Extracted records
▬▬▬▬▬▬

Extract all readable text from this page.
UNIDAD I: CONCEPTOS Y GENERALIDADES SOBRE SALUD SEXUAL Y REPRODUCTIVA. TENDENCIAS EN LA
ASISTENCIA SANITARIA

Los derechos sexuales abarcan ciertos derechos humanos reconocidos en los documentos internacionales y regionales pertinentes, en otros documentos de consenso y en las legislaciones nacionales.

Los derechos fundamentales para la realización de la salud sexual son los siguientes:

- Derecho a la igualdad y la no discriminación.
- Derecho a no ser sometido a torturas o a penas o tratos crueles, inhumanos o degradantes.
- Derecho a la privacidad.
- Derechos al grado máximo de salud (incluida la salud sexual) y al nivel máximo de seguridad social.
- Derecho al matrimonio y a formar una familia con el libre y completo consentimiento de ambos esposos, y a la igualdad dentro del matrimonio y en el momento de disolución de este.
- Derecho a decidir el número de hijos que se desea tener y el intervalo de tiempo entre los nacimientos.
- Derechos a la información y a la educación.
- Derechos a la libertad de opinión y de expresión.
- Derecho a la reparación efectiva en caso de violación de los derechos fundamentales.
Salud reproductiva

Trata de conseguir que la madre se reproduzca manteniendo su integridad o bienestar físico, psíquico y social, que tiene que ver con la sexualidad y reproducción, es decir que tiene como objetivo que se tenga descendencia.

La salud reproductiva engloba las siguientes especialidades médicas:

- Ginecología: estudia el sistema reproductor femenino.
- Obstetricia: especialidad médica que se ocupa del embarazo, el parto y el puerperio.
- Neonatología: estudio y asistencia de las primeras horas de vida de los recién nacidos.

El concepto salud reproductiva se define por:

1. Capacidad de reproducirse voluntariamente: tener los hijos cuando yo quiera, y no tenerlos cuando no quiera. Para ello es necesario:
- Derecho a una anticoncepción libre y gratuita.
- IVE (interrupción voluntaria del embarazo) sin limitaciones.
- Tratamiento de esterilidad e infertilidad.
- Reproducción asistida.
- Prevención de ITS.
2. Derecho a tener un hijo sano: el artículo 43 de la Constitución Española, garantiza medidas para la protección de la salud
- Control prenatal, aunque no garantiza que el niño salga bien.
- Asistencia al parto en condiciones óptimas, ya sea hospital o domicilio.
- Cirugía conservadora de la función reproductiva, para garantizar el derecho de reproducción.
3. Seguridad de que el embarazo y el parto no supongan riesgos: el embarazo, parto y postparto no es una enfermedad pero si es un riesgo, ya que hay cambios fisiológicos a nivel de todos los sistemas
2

▬▬▬▬▬▬

# TASK DIRECTIONS
How many lines in the records above contain the word "fundamentales"? Reply with the number and nothing more.

# EXERCISE RESULT
2